GIVEN TASK: Copy out the data below as written; omit any images.

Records
----------

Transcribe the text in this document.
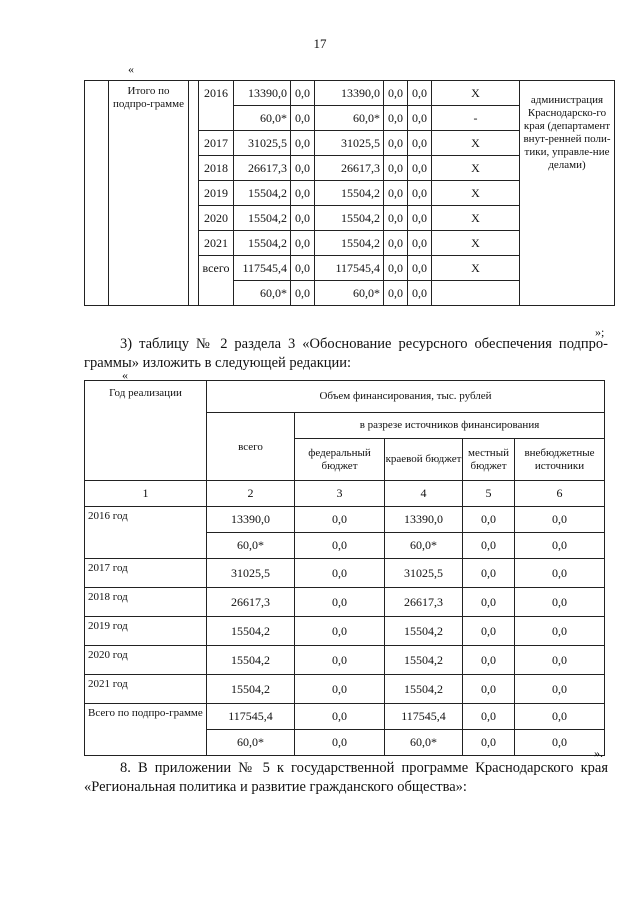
17
«
	Итого по подпро-грамме		2016	13390,0	0,0	13390,0	0,0	0,0	X	администрация Краснодарско-го края (департамент внут-ренней поли-тики, управле-ние делами)
				60,0*	0,0	60,0*	0,0	0,0	-	
			2017	31025,5	0,0	31025,5	0,0	0,0	X	
			2018	26617,3	0,0	26617,3	0,0	0,0	X	
			2019	15504,2	0,0	15504,2	0,0	0,0	X	
			2020	15504,2	0,0	15504,2	0,0	0,0	X	
			2021	15504,2	0,0	15504,2	0,0	0,0	X	
			всего	117545,4	0,0	117545,4	0,0	0,0	X	
				60,0*	0,0	60,0*	0,0	0,0		
»;
3) таблицу № 2 раздела 3 «Обоснование ресурсного обеспечения подпро-граммы» изложить в следующей редакции:
«
Год реализации	Объем финансирования, тыс. рублей				
	всего	в разрезе источников финансирования			
		федеральный бюджет	краевой бюджет	местный бюджет	внебюджетные источники
1	2	3	4	5	6
2016 год	13390,0	0,0	13390,0	0,0	0,0
	60,0*	0,0	60,0*	0,0	0,0
2017 год	31025,5	0,0	31025,5	0,0	0,0
2018 год	26617,3	0,0	26617,3	0,0	0,0
2019 год	15504,2	0,0	15504,2	0,0	0,0
2020 год	15504,2	0,0	15504,2	0,0	0,0
2021 год	15504,2	0,0	15504,2	0,0	0,0
Всего по подпро-грамме	117545,4	0,0	117545,4	0,0	0,0
	60,0*	0,0	60,0*	0,0	0,0
».
8. В приложении № 5 к государственной программе Краснодарского края «Региональная политика и развитие гражданского общества»:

----------

WRITTEN ANSWER:
Transcribe the text in this document.
17
«
	Итого по подпро-грамме		2016	13390,0	0,0	13390,0	0,0	0,0	X	администрация Краснодарско-го края (департамент внут-ренней поли-тики, управле-ние делами)
				60,0*	0,0	60,0*	0,0	0,0	-	
			2017	31025,5	0,0	31025,5	0,0	0,0	X	
			2018	26617,3	0,0	26617,3	0,0	0,0	X	
			2019	15504,2	0,0	15504,2	0,0	0,0	X	
			2020	15504,2	0,0	15504,2	0,0	0,0	X	
			2021	15504,2	0,0	15504,2	0,0	0,0	X	
			всего	117545,4	0,0	117545,4	0,0	0,0	X	
				60,0*	0,0	60,0*	0,0	0,0		
»;
3) таблицу № 2 раздела 3 «Обоснование ресурсного обеспечения подпро-граммы» изложить в следующей редакции:
«
Год реализации	Объем финансирования, тыс. рублей				
	всего	в разрезе источников финансирования			
		федеральный бюджет	краевой бюджет	местный бюджет	внебюджетные источники
1	2	3	4	5	6
2016 год	13390,0	0,0	13390,0	0,0	0,0
	60,0*	0,0	60,0*	0,0	0,0
2017 год	31025,5	0,0	31025,5	0,0	0,0
2018 год	26617,3	0,0	26617,3	0,0	0,0
2019 год	15504,2	0,0	15504,2	0,0	0,0
2020 год	15504,2	0,0	15504,2	0,0	0,0
2021 год	15504,2	0,0	15504,2	0,0	0,0
Всего по подпро-грамме	117545,4	0,0	117545,4	0,0	0,0
	60,0*	0,0	60,0*	0,0	0,0
».
8. В приложении № 5 к государственной программе Краснодарского края «Региональная политика и развитие гражданского общества»:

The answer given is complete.